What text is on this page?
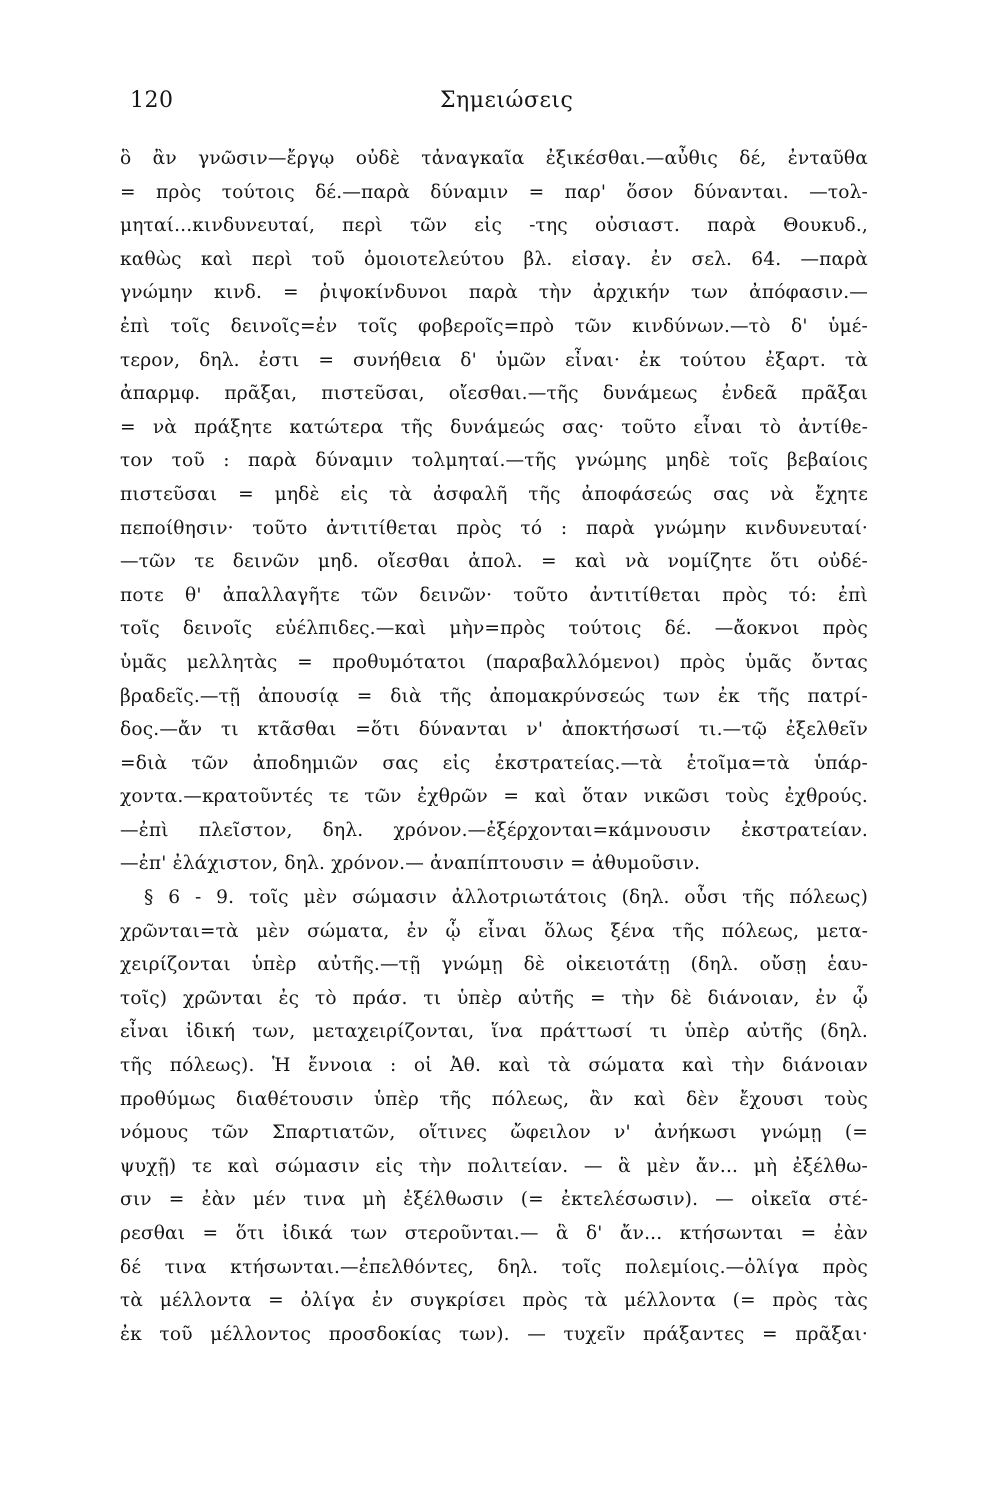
120	Σημειώσεις
ὃ ἂν γνῶσιν—ἔργῳ οὐδὲ τἀναγκαῖα ἐξικέσθαι.—αὖθις δέ, ἐνταῦθα
= πρὸς τούτοις δέ.—παρὰ δύναμιν = παρ' ὅσον δύνανται. —τολ-
μηταί...κινδυνευταί, περὶ τῶν εἰς -της οὐσιαστ. παρὰ Θουκυδ.,
καθὼς καὶ περὶ τοῦ ὁμοιοτελεύτου βλ. εἰσαγ. ἐν σελ. 64. —παρὰ
γνώμην κινδ. = ῥιψοκίνδυνοι παρὰ τὴν ἀρχικήν των ἀπόφασιν.—
ἐπὶ τοῖς δεινοῖς=ἐν τοῖς φοβεροῖς=πρὸ τῶν κινδύνων.—τὸ δ' ὑμέ-
τερον, δηλ. ἐστι = συνήθεια δ' ὑμῶν εἶναι· ἐκ τούτου ἐξαρτ. τὰ
ἀπαρμφ. πρᾶξαι, πιστεῦσαι, οἴεσθαι.—τῆς δυνάμεως ἐνδεᾶ πρᾶξαι
= νὰ πράξητε κατώτερα τῆς δυνάμεώς σας· τοῦτο εἶναι τὸ ἀντίθε-
τον τοῦ : παρὰ δύναμιν τολμηταί.—τῆς γνώμης μηδὲ τοῖς βεβαίοις
πιστεῦσαι = μηδὲ εἰς τὰ ἀσφαλῆ τῆς ἀποφάσεώς σας νὰ ἔχητε
πεποίθησιν· τοῦτο ἀντιτίθεται πρὸς τό : παρὰ γνώμην κινδυνευταί·
—τῶν τε δεινῶν μηδ. οἴεσθαι ἀπολ. = καὶ νὰ νομίζητε ὅτι οὐδέ-
ποτε θ' ἀπαλλαγῆτε τῶν δεινῶν· τοῦτο ἀντιτίθεται πρὸς τό: ἐπὶ
τοῖς δεινοῖς εὐέλπιδες.—καὶ μὴν=πρὸς τούτοις δέ. —ἄοκνοι πρὸς
ὑμᾶς μελλητὰς = προθυμότατοι (παραβαλλόμενοι) πρὸς ὑμᾶς ὄντας
βραδεῖς.—τῇ ἀπουσίᾳ = διὰ τῆς ἀπομακρύνσεώς των ἐκ τῆς πατρί-
δος.—ἄν τι κτᾶσθαι =ὅτι δύνανται ν' ἀποκτήσωσί τι.—τῷ ἐξελθεῖν
=διὰ τῶν ἀποδημιῶν σας εἰς ἐκστρατείας.—τὰ ἑτοῖμα=τὰ ὑπάρ-
χοντα.—κρατοῦντές τε τῶν ἐχθρῶν = καὶ ὅταν νικῶσι τοὺς ἐχθρούς.
—ἐπὶ πλεῖστον, δηλ. χρόνον.—ἐξέρχονται=κάμνουσιν ἐκστρατείαν.
—ἐπ' ἐλάχιστον, δηλ. χρόνον.— ἀναπίπτουσιν = ἀθυμοῦσιν.
§ 6 - 9. τοῖς μὲν σώμασιν ἀλλοτριωτάτοις (δηλ. οὖσι τῆς πόλεως)
χρῶνται=τὰ μὲν σώματα, ἐν ᾧ εἶναι ὅλως ξένα τῆς πόλεως, μετα-
χειρίζονται ὑπὲρ αὐτῆς.—τῇ γνώμῃ δὲ οἰκειοτάτῃ (δηλ. οὔσῃ ἑαυ-
τοῖς) χρῶνται ἐς τὸ πράσ. τι ὑπὲρ αὐτῆς = τὴν δὲ διάνοιαν, ἐν ᾧ
εἶναι ἰδική των, μεταχειρίζονται, ἵνα πράττωσί τι ὑπὲρ αὐτῆς (δηλ.
τῆς πόλεως). Ἡ ἔννοια : οἱ Ἀθ. καὶ τὰ σώματα καὶ τὴν διάνοιαν
προθύμως διαθέτουσιν ὑπὲρ τῆς πόλεως, ἂν καὶ δὲν ἔχουσι τοὺς
νόμους τῶν Σπαρτιατῶν, οἵτινες ὤφειλον ν' ἀνήκωσι γνώμῃ (=
ψυχῇ) τε καὶ σώμασιν εἰς τὴν πολιτείαν. — ἃ μὲν ἄν... μὴ ἐξέλθω-
σιν = ἐὰν μέν τινα μὴ ἐξέλθωσιν (= ἐκτελέσωσιν). — οἰκεῖα στέ-
ρεσθαι = ὅτι ἰδικά των στεροῦνται.— ἃ δ' ἄν... κτήσωνται = ἐὰν
δέ τινα κτήσωνται.—ἐπελθόντες, δηλ. τοῖς πολεμίοις.—ὀλίγα πρὸς
τὰ μέλλοντα = ὀλίγα ἐν συγκρίσει πρὸς τὰ μέλλοντα (= πρὸς τὰς
ἐκ τοῦ μέλλοντος προσδοκίας των). — τυχεῖν πράξαντες = πρᾶξαι·
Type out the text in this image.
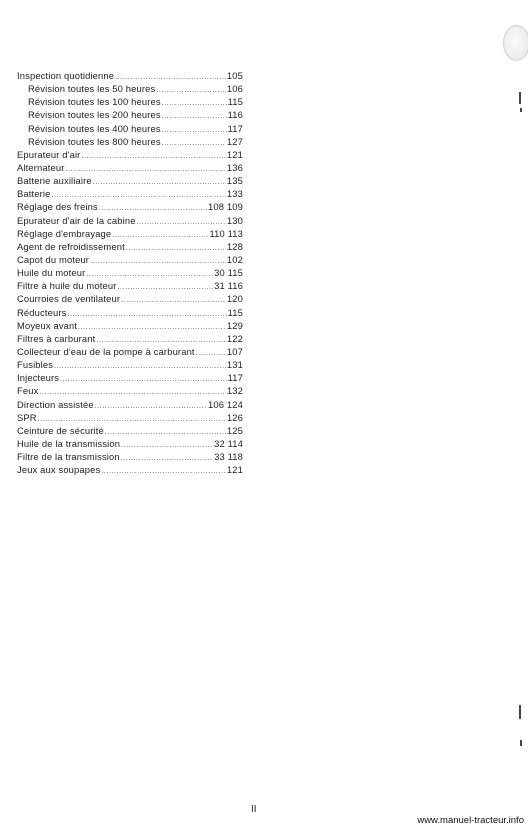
Inspection quotidienne .....	105
Révision toutes les 50 heures .....	106
Révision toutes les 100 heures .....	115
Révision toutes les 200 heures .....	116
Révision toutes les 400 heures .....	117
Révision toutes les 800 heures .....	127
Epurateur d'air .....	121
Alternateur .....	136
Batterie auxiliaire .....	135
Batterie .....	133
Réglage des freins .....	108 109
Epurateur d'air de la cabine .....	130
Réglage d'embrayage .....	110 113
Agent de refroidissement .....	128
Capot du moteur .....	102
Huile du moteur .....	30 115
Filtre à huile du moteur .....	31 116
Courroies de ventilateur .....	120
Réducteurs .....	115
Moyeux avant .....	129
Filtres à carburant .....	122
Collecteur d'eau de la pompe à carburant .....	107
Fusibles .....	131
Injecteurs .....	117
Feux .....	132
Direction assistée .....	106 124
SPR .....	126
Ceinture de sécurité .....	125
Huile de la transmission .....	32 114
Filtre de la transmission .....	33 118
Jeux aux soupapes .....	121
II
www.manuel-tracteur.info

——

Output, exactly, all the records above; include no pictures.

What text is on this page?
120	Σημειώσεις
ὃ ἂν γνῶσιν—ἔργῳ οὐδὲ τἀναγκαῖα ἐξικέσθαι.—αὖθις δέ, ἐνταῦθα
= πρὸς τούτοις δέ.—παρὰ δύναμιν = παρ' ὅσον δύνανται. —τολ-
μηταί...κινδυνευταί, περὶ τῶν εἰς -της οὐσιαστ. παρὰ Θουκυδ.,
καθὼς καὶ περὶ τοῦ ὁμοιοτελεύτου βλ. εἰσαγ. ἐν σελ. 64. —παρὰ
γνώμην κινδ. = ῥιψοκίνδυνοι παρὰ τὴν ἀρχικήν των ἀπόφασιν.—
ἐπὶ τοῖς δεινοῖς=ἐν τοῖς φοβεροῖς=πρὸ τῶν κινδύνων.—τὸ δ' ὑμέ-
τερον, δηλ. ἐστι = συνήθεια δ' ὑμῶν εἶναι· ἐκ τούτου ἐξαρτ. τὰ
ἀπαρμφ. πρᾶξαι, πιστεῦσαι, οἴεσθαι.—τῆς δυνάμεως ἐνδεᾶ πρᾶξαι
= νὰ πράξητε κατώτερα τῆς δυνάμεώς σας· τοῦτο εἶναι τὸ ἀντίθε-
τον τοῦ : παρὰ δύναμιν τολμηταί.—τῆς γνώμης μηδὲ τοῖς βεβαίοις
πιστεῦσαι = μηδὲ εἰς τὰ ἀσφαλῆ τῆς ἀποφάσεώς σας νὰ ἔχητε
πεποίθησιν· τοῦτο ἀντιτίθεται πρὸς τό : παρὰ γνώμην κινδυνευταί·
—τῶν τε δεινῶν μηδ. οἴεσθαι ἀπολ. = καὶ νὰ νομίζητε ὅτι οὐδέ-
ποτε θ' ἀπαλλαγῆτε τῶν δεινῶν· τοῦτο ἀντιτίθεται πρὸς τό: ἐπὶ
τοῖς δεινοῖς εὐέλπιδες.—καὶ μὴν=πρὸς τούτοις δέ. —ἄοκνοι πρὸς
ὑμᾶς μελλητὰς = προθυμότατοι (παραβαλλόμενοι) πρὸς ὑμᾶς ὄντας
βραδεῖς.—τῇ ἀπουσίᾳ = διὰ τῆς ἀπομακρύνσεώς των ἐκ τῆς πατρί-
δος.—ἄν τι κτᾶσθαι =ὅτι δύνανται ν' ἀποκτήσωσί τι.—τῷ ἐξελθεῖν
=διὰ τῶν ἀποδημιῶν σας εἰς ἐκστρατείας.—τὰ ἑτοῖμα=τὰ ὑπάρ-
χοντα.—κρατοῦντές τε τῶν ἐχθρῶν = καὶ ὅταν νικῶσι τοὺς ἐχθρούς.
—ἐπὶ πλεῖστον, δηλ. χρόνον.—ἐξέρχονται=κάμνουσιν ἐκστρατείαν.
—ἐπ' ἐλάχιστον, δηλ. χρόνον.— ἀναπίπτουσιν = ἀθυμοῦσιν.
§ 6 - 9. τοῖς μὲν σώμασιν ἀλλοτριωτάτοις (δηλ. οὖσι τῆς πόλεως)
χρῶνται=τὰ μὲν σώματα, ἐν ᾧ εἶναι ὅλως ξένα τῆς πόλεως, μετα-
χειρίζονται ὑπὲρ αὐτῆς.—τῇ γνώμῃ δὲ οἰκειοτάτῃ (δηλ. οὔσῃ ἑαυ-
τοῖς) χρῶνται ἐς τὸ πράσ. τι ὑπὲρ αὐτῆς = τὴν δὲ διάνοιαν, ἐν ᾧ
εἶναι ἰδική των, μεταχειρίζονται, ἵνα πράττωσί τι ὑπὲρ αὐτῆς (δηλ.
τῆς πόλεως). Ἡ ἔννοια : οἱ Ἀθ. καὶ τὰ σώματα καὶ τὴν διάνοιαν
προθύμως διαθέτουσιν ὑπὲρ τῆς πόλεως, ἂν καὶ δὲν ἔχουσι τοὺς
νόμους τῶν Σπαρτιατῶν, οἵτινες ὤφειλον ν' ἀνήκωσι γνώμῃ (=
ψυχῇ) τε καὶ σώμασιν εἰς τὴν πολιτείαν. — ἃ μὲν ἄν... μὴ ἐξέλθω-
σιν = ἐὰν μέν τινα μὴ ἐξέλθωσιν (= ἐκτελέσωσιν). — οἰκεῖα στέ-
ρεσθαι = ὅτι ἰδικά των στεροῦνται.— ἃ δ' ἄν... κτήσωνται = ἐὰν
δέ τινα κτήσωνται.—ἐπελθόντες, δηλ. τοῖς πολεμίοις.—ὀλίγα πρὸς
τὰ μέλλοντα = ὀλίγα ἐν συγκρίσει πρὸς τὰ μέλλοντα (= πρὸς τὰς
ἐκ τοῦ μέλλοντος προσδοκίας των). — τυχεῖν πράξαντες = πρᾶξαι·
Type out the text in this image.
Inspection quotidienne .....	105
Révision toutes les 50 heures .....	106
Révision toutes les 100 heures .....	115
Révision toutes les 200 heures .....	116
Révision toutes les 400 heures .....	117
Révision toutes les 800 heures .....	127
Epurateur d'air .....	121
Alternateur .....	136
Batterie auxiliaire .....	135
Batterie .....	133
Réglage des freins .....	108 109
Epurateur d'air de la cabine .....	130
Réglage d'embrayage .....	110 113
Agent de refroidissement .....	128
Capot du moteur .....	102
Huile du moteur .....	30 115
Filtre à huile du moteur .....	31 116
Courroies de ventilateur .....	120
Réducteurs .....	115
Moyeux avant .....	129
Filtres à carburant .....	122
Collecteur d'eau de la pompe à carburant .....	107
Fusibles .....	131
Injecteurs .....	117
Feux .....	132
Direction assistée .....	106 124
SPR .....	126
Ceinture de sécurité .....	125
Huile de la transmission .....	32 114
Filtre de la transmission .....	33 118
Jeux aux soupapes .....	121
II
www.manuel-tracteur.info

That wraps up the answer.